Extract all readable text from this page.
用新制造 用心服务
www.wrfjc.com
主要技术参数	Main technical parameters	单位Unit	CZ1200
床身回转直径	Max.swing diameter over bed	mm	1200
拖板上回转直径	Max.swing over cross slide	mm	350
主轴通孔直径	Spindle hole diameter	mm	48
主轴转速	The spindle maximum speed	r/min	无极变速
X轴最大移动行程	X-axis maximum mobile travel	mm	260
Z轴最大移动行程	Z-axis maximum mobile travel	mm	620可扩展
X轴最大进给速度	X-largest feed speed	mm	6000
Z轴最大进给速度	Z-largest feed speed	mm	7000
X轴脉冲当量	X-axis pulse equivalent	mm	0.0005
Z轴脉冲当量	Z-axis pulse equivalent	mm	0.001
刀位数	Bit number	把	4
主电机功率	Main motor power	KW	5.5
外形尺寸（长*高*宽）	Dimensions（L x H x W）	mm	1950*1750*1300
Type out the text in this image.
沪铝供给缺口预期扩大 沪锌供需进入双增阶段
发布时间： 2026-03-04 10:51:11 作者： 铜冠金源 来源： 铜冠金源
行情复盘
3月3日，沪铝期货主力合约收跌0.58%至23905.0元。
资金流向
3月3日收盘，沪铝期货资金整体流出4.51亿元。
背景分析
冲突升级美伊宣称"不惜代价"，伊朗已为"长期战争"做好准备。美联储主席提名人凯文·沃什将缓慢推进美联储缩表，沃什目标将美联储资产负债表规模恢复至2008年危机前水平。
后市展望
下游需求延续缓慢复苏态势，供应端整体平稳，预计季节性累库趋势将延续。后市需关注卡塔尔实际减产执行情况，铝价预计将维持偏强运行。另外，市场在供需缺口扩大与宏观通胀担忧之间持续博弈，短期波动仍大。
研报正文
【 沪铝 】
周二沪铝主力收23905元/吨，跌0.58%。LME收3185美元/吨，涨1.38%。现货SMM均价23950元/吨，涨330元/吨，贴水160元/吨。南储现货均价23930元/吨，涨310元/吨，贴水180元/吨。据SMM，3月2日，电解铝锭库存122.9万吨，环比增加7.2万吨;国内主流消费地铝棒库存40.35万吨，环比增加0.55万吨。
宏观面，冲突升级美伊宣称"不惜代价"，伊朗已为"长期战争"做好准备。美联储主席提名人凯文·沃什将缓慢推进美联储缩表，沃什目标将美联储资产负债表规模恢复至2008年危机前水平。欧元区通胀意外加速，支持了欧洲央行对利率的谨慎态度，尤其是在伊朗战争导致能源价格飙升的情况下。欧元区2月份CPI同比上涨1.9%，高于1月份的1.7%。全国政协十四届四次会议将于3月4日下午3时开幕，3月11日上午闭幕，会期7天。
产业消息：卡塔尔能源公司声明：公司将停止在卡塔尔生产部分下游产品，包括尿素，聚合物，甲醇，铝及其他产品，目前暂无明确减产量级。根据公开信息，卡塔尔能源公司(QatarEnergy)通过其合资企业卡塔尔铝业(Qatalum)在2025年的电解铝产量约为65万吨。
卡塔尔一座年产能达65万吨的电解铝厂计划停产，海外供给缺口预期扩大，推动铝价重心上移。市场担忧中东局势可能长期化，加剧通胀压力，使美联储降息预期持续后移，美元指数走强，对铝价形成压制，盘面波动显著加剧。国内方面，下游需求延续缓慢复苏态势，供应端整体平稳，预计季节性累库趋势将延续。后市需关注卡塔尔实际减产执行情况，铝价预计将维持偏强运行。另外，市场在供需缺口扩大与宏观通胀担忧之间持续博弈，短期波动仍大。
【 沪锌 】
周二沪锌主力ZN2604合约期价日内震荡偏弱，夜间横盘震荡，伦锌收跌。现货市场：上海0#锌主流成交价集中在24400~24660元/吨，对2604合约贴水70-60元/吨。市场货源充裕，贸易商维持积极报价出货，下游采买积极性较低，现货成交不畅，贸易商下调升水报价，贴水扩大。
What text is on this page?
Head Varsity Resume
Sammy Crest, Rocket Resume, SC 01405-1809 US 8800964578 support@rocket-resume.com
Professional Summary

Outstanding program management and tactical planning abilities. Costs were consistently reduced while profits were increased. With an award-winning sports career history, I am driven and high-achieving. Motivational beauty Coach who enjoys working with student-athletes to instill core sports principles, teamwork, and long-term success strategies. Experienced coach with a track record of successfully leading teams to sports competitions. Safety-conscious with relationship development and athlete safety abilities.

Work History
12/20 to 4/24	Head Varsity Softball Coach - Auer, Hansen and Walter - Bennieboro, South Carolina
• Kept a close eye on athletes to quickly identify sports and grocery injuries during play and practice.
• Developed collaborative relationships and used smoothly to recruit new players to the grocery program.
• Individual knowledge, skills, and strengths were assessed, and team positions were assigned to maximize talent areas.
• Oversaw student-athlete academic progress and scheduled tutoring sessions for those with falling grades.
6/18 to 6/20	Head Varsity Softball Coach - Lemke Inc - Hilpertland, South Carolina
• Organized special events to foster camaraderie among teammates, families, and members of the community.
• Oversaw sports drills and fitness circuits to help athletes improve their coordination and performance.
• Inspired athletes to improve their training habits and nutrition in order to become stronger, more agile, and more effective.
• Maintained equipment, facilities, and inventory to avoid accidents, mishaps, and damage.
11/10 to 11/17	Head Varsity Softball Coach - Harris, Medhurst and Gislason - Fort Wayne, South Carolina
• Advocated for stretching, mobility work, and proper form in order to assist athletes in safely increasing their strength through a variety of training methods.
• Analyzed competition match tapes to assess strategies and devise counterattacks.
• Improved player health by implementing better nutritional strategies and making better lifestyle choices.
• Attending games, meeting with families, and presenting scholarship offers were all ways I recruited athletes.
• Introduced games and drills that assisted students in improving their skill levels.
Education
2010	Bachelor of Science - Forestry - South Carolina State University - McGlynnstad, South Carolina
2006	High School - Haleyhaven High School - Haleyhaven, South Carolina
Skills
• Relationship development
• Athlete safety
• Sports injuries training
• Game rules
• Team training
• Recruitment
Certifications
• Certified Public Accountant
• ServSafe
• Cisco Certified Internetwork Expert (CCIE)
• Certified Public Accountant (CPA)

Instructions to follow:
Read the data above and pull out each line that holds the string "grocery".

Completed task:
• Kept a close eye on athletes to quickly identify sports and grocery injuries during play and practice.
• Developed collaborative relationships and used smoothly to recruit new players to the grocery program.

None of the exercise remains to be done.